Pull every line containing the word "метафизика" from the records.

——

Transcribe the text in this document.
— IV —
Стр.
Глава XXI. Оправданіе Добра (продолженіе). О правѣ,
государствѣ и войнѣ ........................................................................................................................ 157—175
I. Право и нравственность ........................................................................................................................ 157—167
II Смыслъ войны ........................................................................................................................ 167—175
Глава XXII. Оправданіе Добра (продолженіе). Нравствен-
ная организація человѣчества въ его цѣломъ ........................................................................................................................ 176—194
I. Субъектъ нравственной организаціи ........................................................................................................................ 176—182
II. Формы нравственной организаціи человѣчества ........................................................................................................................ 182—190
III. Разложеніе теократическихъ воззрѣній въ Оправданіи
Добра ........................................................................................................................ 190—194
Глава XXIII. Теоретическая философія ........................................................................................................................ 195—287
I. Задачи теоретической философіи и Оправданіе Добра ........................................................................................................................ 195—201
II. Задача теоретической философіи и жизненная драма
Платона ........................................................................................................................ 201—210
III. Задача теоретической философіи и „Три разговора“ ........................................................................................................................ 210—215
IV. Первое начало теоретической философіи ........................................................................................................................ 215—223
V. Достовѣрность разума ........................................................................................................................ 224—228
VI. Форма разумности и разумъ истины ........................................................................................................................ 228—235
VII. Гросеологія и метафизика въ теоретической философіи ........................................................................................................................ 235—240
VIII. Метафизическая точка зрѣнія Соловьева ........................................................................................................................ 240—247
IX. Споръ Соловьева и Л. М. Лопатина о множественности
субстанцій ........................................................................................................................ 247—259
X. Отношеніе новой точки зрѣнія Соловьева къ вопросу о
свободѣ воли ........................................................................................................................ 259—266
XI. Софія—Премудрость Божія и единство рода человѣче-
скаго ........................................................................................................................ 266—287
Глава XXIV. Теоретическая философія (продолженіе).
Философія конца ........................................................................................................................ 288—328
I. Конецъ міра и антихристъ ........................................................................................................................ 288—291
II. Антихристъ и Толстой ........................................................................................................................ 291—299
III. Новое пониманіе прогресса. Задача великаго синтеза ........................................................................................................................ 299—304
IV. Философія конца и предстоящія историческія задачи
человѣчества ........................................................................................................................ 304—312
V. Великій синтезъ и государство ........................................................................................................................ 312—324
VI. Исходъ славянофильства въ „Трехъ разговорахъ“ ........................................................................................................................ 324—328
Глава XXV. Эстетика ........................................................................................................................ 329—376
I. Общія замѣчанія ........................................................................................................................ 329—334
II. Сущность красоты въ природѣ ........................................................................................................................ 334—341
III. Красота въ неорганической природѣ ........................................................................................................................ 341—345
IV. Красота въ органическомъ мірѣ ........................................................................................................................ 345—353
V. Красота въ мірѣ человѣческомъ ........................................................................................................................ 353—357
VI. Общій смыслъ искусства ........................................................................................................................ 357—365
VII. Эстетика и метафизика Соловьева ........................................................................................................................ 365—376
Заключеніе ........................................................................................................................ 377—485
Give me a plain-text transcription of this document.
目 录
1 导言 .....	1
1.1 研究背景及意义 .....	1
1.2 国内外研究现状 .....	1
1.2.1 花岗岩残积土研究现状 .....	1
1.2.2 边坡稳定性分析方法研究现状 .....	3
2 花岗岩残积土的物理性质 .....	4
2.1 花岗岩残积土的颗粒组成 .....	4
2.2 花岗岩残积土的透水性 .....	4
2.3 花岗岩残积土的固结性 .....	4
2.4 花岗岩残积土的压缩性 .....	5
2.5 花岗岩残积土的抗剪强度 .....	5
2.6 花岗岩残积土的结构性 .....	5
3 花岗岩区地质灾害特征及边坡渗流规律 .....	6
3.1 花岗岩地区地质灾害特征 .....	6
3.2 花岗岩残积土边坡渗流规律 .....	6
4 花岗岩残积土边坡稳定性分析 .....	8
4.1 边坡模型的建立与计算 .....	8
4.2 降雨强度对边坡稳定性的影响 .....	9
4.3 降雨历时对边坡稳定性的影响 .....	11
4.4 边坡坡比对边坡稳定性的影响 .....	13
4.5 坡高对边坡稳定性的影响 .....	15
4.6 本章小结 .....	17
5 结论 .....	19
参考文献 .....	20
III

——

**Response for this exercise:**
VII. Гросеологія и метафизика въ теоретической философіи ........................................................................................................................ 235—240
VII. Эстетика и метафизика Соловьева ........................................................................................................................ 365—376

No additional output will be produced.